## [EXERCISE A]
Copy everything in the court order from "The order of" down to "of the detenu.".

IN THE HIGH COURT OF JUDICATURE AT MADRAS DATED: 08.01.2008 CORAM: THE HONOURABLE MR.JUSTICE P.D.DINAKARAN AND THE HONOURABLE MR.JUSTICE R.REGUPATHI H.C.P.No.1638 of 2007 Madhu ... Petitioner vs. 1. The State of Tamil Nadu, rep. by its Secretary to Govt., Prohibition and Excise Dept., Fort St. George, Chennai-9. 2. The District Collector & District Magistrate, Krishnagiri District, Krishnagiri. ... Respondents PRAYER: Petition filed under Article 226 of the Constitution of India for issue of Writ of Habeas Corpus as stated therein. For Petitioner : M/s.R.Subadra Devi For Respondents: Mr.N.R.Elango Additional Public Prosecutor ORDER
(Order of this Court was made by P.D.DINAKARAN,J.)
The order of detention dated 27.10.2007, clamped on the detenu by name Thimmarayan, S/o.Lakshmanan, by the second respondent in S.C.No.33 of 2007, branding him as a Bootlegger under Section 3(1) of the Tamil Nadu Prevention of Dangerous Activities of Bootleggers, Drug Offenders, Forest Offenders, Goondas, Immoral Traffic Offenders, Sand Offenders, Slum Grabbers and Video Pirates Act, 1982 (Tamil Nadu Act 14 of 1982), is being challenged in this writ petition by the brother-in-law of the detenu.

## [RECORDED DATA]
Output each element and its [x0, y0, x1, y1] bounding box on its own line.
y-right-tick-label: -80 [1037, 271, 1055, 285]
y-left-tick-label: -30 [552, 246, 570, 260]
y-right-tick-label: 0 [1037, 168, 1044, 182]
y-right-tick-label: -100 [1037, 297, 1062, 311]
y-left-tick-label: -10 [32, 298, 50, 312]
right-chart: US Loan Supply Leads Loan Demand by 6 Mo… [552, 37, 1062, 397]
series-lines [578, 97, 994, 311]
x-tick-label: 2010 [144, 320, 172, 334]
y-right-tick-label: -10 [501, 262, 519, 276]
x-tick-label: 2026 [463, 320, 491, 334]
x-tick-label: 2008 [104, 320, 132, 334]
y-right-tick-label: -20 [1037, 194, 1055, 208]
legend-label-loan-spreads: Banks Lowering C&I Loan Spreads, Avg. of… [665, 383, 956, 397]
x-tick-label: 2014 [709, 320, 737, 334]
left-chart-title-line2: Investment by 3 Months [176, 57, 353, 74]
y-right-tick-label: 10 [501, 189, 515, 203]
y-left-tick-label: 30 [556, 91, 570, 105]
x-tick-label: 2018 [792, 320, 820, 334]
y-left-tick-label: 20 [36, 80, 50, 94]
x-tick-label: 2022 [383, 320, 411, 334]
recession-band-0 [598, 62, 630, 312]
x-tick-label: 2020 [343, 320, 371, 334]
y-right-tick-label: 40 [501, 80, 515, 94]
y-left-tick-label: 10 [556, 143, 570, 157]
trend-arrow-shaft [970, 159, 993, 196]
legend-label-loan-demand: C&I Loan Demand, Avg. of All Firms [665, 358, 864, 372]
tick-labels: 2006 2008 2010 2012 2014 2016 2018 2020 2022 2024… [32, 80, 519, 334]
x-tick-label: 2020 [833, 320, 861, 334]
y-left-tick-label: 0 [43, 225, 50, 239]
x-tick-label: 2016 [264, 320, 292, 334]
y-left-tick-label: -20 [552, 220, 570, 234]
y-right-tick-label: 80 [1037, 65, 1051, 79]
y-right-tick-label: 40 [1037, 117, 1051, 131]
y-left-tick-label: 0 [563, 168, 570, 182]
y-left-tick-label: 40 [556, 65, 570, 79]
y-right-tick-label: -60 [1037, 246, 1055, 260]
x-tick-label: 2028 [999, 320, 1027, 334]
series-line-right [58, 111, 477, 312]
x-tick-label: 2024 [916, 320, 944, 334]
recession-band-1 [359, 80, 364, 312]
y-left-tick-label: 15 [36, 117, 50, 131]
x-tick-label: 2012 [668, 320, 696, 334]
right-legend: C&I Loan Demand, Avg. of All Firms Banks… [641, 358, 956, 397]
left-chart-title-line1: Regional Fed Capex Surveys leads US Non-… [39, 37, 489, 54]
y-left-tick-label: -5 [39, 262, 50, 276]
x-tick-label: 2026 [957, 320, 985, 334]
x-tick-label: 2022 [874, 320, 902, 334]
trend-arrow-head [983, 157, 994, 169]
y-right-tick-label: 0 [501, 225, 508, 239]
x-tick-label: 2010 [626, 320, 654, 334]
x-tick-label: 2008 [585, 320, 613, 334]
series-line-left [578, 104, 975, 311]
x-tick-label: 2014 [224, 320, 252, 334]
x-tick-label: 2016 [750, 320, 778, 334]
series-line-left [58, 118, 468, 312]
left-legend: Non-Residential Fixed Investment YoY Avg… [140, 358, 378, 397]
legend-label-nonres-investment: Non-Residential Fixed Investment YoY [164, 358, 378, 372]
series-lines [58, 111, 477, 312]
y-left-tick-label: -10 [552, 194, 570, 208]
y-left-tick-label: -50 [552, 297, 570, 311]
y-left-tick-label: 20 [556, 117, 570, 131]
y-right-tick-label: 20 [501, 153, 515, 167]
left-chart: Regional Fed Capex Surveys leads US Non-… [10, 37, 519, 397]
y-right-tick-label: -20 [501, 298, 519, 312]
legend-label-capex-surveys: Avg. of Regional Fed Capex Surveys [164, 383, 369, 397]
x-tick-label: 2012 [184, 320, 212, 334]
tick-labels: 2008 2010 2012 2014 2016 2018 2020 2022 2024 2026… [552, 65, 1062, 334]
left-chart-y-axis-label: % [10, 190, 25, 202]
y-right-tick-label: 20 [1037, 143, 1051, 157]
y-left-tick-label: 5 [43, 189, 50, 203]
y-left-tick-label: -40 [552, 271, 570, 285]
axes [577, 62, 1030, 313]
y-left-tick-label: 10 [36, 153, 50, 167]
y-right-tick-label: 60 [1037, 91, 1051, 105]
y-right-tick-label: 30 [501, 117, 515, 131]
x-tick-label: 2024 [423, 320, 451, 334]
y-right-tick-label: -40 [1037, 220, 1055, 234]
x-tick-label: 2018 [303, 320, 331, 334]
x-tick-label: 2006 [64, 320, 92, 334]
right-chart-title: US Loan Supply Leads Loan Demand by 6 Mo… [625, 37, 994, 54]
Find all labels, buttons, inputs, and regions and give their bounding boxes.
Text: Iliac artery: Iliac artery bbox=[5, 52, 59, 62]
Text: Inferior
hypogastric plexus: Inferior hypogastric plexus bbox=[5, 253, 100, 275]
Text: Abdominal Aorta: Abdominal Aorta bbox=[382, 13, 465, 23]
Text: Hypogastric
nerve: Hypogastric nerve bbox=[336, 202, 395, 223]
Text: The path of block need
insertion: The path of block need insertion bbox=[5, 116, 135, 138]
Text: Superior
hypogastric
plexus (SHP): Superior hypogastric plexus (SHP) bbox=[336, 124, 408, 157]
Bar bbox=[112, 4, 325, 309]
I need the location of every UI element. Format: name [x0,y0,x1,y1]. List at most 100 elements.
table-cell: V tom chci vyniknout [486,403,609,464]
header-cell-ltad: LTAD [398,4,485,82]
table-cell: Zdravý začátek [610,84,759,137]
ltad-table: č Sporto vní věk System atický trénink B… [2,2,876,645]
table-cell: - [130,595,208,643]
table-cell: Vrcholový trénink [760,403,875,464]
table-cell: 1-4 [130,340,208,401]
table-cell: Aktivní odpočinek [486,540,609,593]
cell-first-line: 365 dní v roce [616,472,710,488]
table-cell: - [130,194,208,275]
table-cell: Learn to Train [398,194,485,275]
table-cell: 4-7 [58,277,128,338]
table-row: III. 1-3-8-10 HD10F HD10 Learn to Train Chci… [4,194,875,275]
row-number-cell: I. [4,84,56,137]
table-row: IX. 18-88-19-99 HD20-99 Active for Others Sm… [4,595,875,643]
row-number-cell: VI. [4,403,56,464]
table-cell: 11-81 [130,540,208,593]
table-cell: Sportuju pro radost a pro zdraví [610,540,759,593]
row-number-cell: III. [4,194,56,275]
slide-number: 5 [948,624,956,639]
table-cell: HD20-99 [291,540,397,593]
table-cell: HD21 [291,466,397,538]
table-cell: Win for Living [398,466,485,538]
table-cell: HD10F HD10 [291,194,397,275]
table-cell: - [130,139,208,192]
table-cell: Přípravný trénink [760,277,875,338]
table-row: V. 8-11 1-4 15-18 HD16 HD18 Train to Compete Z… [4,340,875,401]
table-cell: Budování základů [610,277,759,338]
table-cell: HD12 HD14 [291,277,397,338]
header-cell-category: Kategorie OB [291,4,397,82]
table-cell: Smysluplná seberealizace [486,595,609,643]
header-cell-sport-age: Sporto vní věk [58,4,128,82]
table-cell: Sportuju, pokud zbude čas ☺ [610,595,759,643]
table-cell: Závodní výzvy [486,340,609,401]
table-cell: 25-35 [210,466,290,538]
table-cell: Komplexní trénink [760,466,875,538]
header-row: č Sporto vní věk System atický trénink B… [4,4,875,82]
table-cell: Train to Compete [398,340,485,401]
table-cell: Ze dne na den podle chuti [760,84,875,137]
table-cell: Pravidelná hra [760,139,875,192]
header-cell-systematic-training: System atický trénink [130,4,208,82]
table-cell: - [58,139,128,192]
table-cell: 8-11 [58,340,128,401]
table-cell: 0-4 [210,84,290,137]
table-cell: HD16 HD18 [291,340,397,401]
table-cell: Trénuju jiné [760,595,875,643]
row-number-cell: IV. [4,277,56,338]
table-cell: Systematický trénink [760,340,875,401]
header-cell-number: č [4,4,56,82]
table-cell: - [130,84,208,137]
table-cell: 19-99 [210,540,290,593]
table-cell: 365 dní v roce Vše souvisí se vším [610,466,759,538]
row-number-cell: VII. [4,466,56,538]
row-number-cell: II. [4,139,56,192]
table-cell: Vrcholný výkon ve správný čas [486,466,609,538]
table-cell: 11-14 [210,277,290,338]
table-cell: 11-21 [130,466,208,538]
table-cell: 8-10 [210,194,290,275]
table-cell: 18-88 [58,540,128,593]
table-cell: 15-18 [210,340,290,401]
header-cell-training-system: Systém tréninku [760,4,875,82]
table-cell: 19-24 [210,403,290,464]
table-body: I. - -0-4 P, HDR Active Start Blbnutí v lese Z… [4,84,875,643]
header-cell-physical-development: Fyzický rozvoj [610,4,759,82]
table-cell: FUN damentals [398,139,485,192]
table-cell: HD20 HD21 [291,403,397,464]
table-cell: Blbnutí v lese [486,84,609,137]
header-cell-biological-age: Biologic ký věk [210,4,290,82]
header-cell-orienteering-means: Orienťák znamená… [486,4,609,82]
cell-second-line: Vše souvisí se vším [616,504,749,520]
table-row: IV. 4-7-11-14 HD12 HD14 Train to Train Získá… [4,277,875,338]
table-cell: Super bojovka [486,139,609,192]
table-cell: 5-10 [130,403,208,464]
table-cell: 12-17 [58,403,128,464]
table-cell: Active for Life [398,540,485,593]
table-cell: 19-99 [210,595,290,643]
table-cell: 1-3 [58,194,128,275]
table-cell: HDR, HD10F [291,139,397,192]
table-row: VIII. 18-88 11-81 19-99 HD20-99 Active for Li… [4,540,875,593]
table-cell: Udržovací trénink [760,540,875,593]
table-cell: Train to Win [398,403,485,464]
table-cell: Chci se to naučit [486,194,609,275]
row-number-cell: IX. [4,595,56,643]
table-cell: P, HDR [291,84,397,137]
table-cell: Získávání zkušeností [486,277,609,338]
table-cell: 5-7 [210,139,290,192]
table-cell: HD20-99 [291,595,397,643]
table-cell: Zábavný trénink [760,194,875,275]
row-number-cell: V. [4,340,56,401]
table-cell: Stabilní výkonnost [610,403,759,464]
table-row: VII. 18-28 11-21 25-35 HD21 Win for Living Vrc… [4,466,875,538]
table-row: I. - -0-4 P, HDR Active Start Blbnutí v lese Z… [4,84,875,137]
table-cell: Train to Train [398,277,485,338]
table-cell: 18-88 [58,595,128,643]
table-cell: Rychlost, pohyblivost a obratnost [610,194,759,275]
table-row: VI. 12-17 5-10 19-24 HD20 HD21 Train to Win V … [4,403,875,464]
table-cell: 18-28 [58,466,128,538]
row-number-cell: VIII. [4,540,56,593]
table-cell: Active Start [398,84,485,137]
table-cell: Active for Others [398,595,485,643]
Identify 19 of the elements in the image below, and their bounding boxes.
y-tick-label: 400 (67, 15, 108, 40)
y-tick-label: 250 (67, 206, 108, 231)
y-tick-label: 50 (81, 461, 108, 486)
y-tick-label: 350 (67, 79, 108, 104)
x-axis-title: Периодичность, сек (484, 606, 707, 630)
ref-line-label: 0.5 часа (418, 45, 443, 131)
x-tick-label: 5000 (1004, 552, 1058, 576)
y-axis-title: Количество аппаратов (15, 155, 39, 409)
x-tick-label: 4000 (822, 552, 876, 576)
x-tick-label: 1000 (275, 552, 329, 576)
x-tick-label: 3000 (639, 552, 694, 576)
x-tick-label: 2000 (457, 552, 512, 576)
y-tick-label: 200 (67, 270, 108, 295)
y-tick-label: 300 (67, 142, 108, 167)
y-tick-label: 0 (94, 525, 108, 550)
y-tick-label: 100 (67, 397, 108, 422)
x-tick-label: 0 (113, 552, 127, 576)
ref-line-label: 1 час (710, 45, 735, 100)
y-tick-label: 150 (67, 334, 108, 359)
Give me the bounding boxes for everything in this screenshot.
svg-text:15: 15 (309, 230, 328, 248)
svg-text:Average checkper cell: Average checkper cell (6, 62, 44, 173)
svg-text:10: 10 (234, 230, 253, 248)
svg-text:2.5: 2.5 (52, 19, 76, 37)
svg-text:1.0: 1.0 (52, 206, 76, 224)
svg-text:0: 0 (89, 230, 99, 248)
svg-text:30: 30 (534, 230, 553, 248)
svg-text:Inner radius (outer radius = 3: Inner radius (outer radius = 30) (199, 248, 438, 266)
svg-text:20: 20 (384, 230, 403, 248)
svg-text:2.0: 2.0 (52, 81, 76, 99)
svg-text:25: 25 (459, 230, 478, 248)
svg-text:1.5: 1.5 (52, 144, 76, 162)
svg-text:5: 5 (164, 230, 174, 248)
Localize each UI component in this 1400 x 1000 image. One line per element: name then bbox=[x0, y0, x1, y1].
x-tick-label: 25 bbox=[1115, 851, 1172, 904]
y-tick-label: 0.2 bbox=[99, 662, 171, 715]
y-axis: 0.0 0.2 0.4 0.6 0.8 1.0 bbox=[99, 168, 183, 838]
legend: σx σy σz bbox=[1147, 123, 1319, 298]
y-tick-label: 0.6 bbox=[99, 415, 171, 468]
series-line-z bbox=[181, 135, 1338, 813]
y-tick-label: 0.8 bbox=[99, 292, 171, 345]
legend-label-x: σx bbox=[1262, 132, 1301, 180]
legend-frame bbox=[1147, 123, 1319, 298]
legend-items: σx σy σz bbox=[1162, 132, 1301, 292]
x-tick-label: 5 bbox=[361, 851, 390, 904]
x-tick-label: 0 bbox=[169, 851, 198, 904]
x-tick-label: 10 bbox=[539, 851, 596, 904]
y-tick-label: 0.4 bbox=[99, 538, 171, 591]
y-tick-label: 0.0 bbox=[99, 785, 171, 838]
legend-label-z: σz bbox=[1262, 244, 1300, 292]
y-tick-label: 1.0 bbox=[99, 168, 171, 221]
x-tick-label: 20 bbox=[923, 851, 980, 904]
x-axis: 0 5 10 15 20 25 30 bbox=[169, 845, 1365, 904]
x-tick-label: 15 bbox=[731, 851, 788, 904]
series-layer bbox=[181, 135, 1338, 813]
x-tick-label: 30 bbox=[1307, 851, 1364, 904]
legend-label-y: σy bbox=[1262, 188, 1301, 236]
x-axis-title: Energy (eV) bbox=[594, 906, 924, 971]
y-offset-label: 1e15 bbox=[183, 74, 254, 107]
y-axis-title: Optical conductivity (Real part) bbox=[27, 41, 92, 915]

## [EXERCISE B]
Turn the entries, from the first one down to the line containing "y-left-tick-label: -10 [32, 298, 50, 312]", into a Markdown table with the columns "Row" and "Line", leaving out any blank lines.

## [EXERCISE OUTPUT A]
The order of detention dated 27.10.2007, clamped on the detenu by name Thimmarayan, S/o.Lakshmanan, by the second respondent in S.C.No.33 of 2007, branding him as a Bootlegger under Section 3(1) of the Tamil Nadu Prevention of Dangerous Activities of Bootleggers, Drug Offenders, Forest Offenders, Goondas, Immoral Traffic Offenders, Sand Offenders, Slum Grabbers and Video Pirates Act, 1982 (Tamil Nadu Act 14 of 1982), is being challenged in this writ petition by the brother-in-law of the detenu.

## [EXERCISE OUTPUT B]
| Row | Line |
|---|---|
| 1 | Output each element and its [x0, y0, x1, y1] bounding box on its own line. |
| 2 | y-right-tick-label: -80 [1037, 271, 1055, 285] |
| 3 | y-left-tick-label: -30 [552, 246, 570, 260] |
| 4 | y-right-tick-label: 0 [1037, 168, 1044, 182] |
| 5 | y-right-tick-label: -100 [1037, 297, 1062, 311] |
| 6 | y-left-tick-label: -10 [32, 298, 50, 312] |